◆ Available records:

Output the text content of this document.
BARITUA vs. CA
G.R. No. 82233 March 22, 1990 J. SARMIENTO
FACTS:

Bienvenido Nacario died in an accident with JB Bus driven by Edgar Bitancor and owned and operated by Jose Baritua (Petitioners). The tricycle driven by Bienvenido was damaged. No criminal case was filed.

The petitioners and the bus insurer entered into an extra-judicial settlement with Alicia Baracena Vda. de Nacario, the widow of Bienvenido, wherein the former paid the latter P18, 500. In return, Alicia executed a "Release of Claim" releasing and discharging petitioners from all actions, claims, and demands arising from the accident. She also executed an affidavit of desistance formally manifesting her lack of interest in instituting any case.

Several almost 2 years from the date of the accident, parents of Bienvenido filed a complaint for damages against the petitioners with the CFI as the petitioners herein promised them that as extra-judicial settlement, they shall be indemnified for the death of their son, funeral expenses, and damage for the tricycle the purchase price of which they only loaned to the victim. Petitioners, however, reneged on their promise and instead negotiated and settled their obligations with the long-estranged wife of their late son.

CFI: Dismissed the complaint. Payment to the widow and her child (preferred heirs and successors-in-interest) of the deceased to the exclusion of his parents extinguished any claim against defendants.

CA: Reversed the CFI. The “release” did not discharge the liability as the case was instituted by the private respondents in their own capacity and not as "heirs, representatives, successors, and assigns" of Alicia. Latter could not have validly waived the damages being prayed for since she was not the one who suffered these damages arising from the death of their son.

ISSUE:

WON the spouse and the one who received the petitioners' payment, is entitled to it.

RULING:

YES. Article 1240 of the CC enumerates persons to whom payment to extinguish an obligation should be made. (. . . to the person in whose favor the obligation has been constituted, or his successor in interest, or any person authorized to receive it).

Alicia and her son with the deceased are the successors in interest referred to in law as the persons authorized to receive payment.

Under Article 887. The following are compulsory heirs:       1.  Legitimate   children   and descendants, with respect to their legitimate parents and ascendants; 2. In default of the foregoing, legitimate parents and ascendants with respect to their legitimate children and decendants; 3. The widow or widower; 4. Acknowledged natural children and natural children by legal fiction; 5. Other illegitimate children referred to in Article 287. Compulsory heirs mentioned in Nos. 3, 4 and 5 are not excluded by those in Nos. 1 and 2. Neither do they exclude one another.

◆ To do:
For the entries above, state how many lines contain the word "deceased". Provide the number by itself.

◆ Correct answer:
2